• [Goal of the exercise]: In the entries below, find the lines with the word "control" and copy them.

• [Data provided]:
■ ■ ■
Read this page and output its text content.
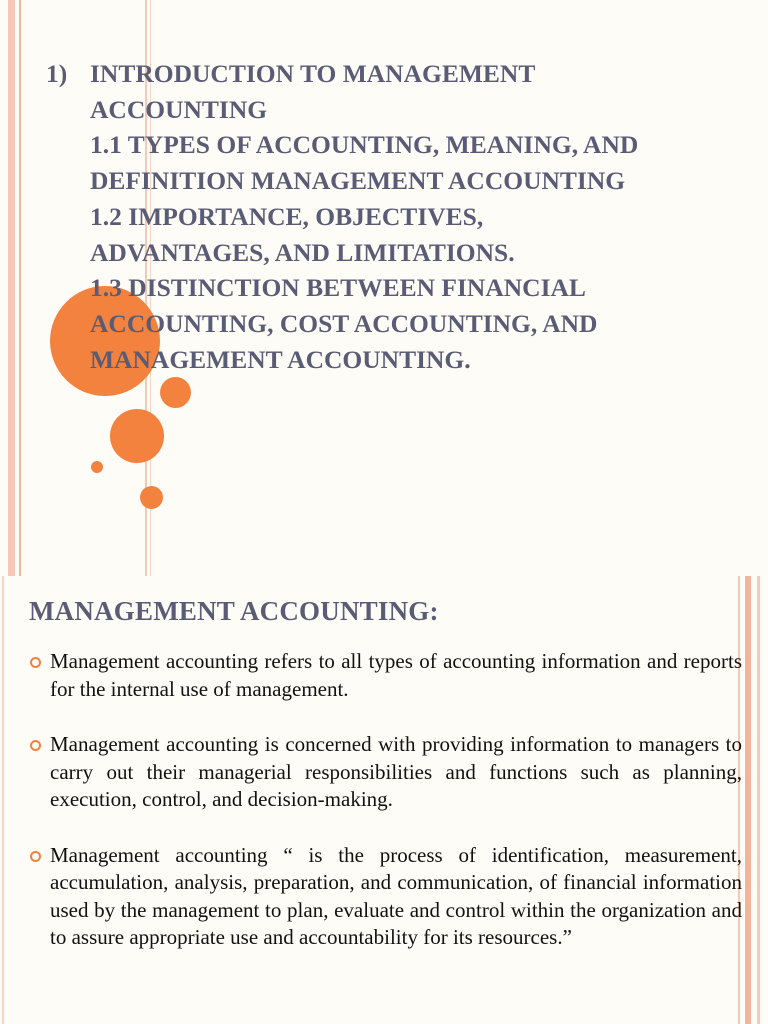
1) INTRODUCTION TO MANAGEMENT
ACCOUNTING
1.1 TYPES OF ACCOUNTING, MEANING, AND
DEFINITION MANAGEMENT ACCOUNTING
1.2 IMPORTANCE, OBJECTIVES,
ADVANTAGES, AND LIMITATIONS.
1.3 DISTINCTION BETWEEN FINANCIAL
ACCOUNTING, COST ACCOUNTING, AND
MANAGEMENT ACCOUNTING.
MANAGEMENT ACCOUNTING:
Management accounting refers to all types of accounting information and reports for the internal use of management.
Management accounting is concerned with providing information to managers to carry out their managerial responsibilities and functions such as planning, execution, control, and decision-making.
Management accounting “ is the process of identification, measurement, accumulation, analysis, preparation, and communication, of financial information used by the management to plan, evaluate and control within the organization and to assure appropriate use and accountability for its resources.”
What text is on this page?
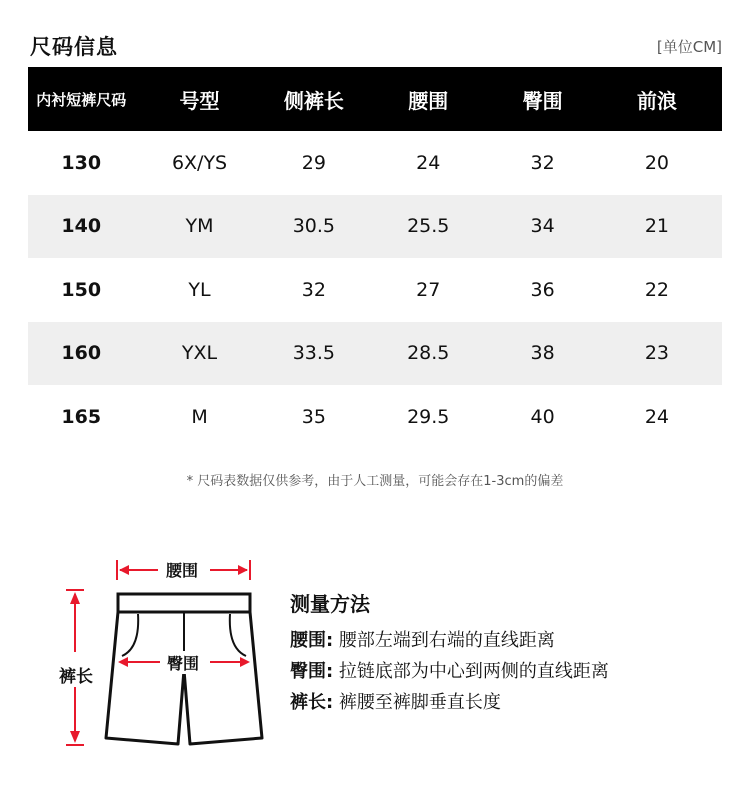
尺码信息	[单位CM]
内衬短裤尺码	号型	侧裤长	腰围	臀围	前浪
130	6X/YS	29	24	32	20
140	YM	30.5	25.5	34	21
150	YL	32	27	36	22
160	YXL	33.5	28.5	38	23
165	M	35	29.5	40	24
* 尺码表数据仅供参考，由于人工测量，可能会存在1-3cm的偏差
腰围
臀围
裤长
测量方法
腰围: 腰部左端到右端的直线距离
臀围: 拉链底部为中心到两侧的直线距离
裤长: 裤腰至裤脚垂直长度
■ ■ ■
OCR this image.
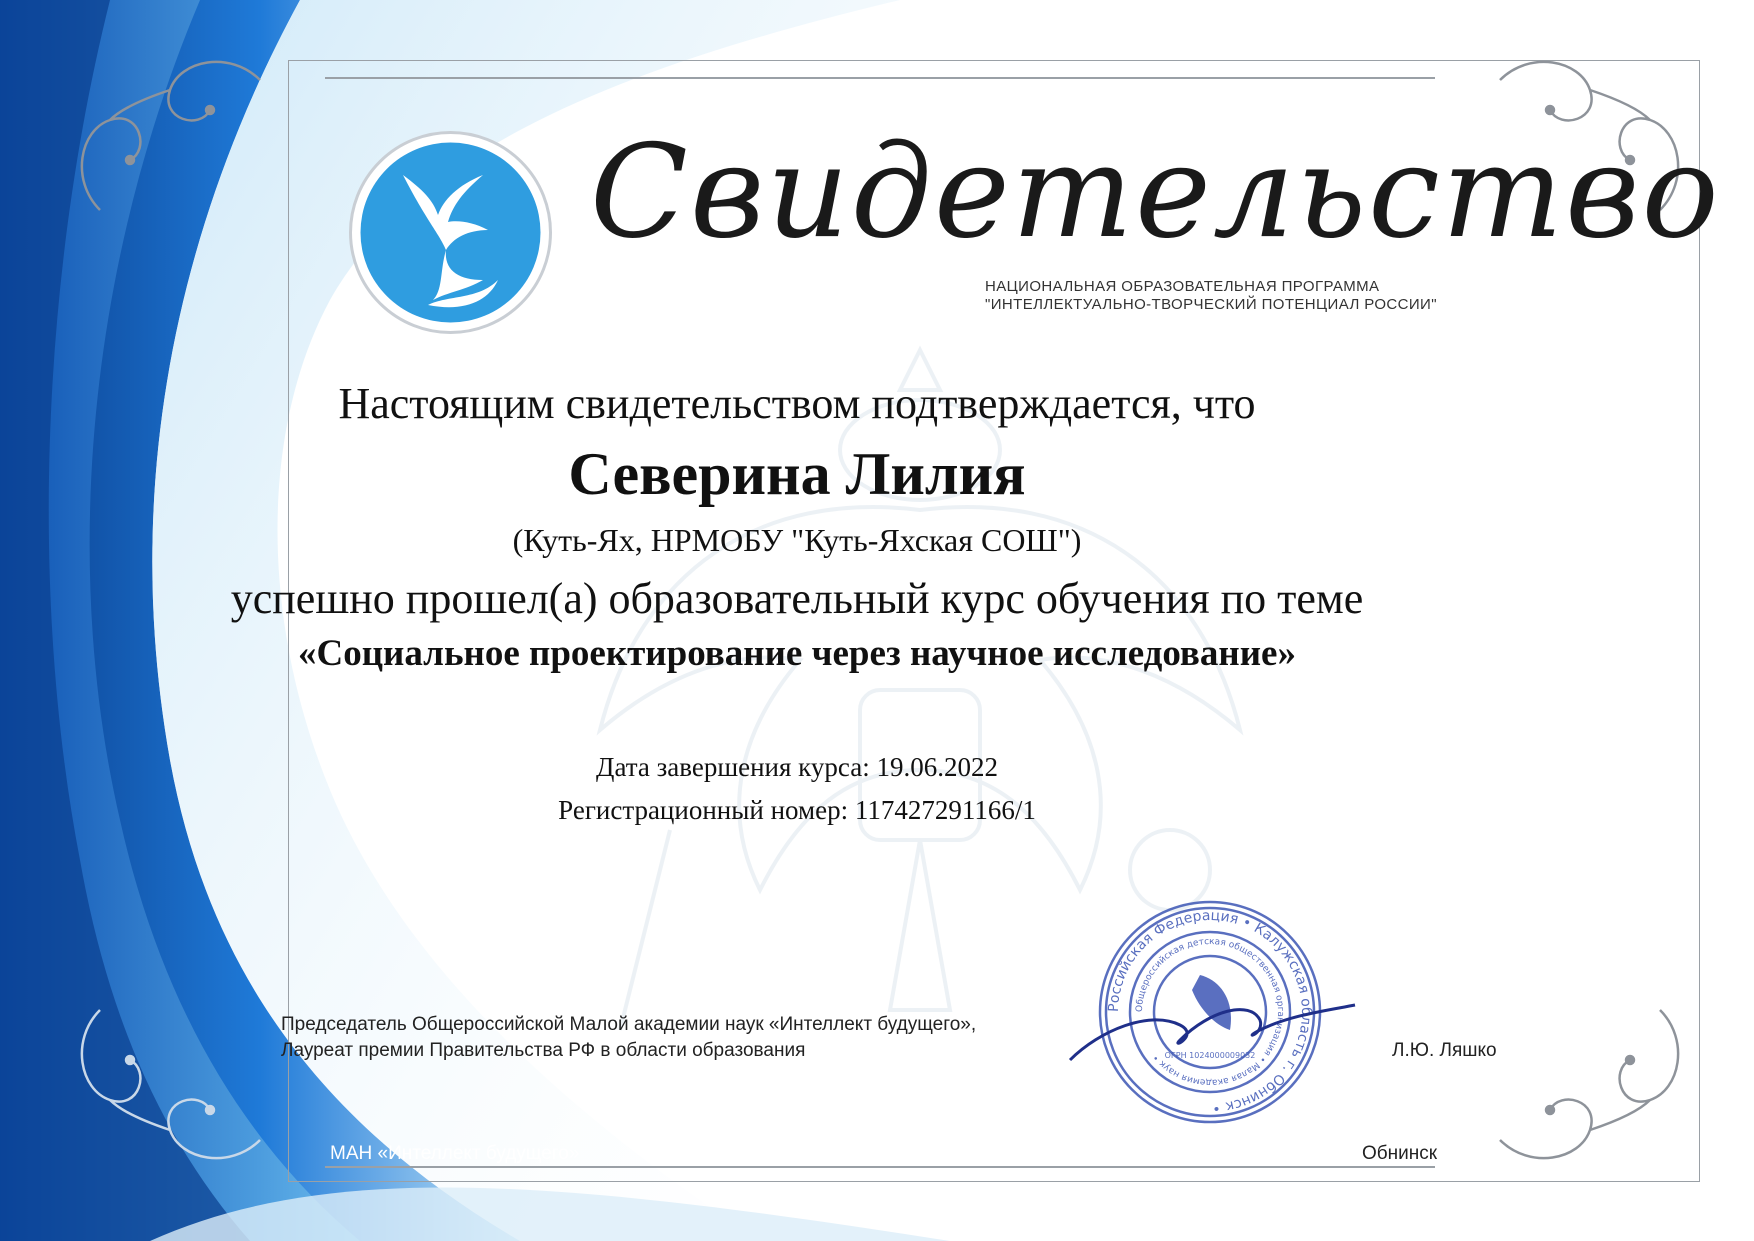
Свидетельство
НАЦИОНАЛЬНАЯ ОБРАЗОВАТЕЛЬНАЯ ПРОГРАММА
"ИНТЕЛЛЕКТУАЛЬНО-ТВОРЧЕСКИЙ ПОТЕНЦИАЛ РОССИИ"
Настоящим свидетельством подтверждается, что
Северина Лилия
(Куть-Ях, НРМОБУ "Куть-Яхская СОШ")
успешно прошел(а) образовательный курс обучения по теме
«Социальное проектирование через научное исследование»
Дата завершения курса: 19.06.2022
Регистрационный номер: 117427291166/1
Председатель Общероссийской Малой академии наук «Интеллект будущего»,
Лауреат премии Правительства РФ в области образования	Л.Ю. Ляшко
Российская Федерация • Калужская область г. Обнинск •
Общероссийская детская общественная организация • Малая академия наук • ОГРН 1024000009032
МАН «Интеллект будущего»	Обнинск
■ ■ ■
• [Result of this exercise]:
Management accounting is concerned with providing information to managers to carry out their managerial responsibilities and functions such as planning, execution, control, and decision-making.
Management accounting “ is the process of identification, measurement, accumulation, analysis, preparation, and communication, of financial information used by the management to plan, evaluate and control within the organization and to assure appropriate use and accountability for its resources.”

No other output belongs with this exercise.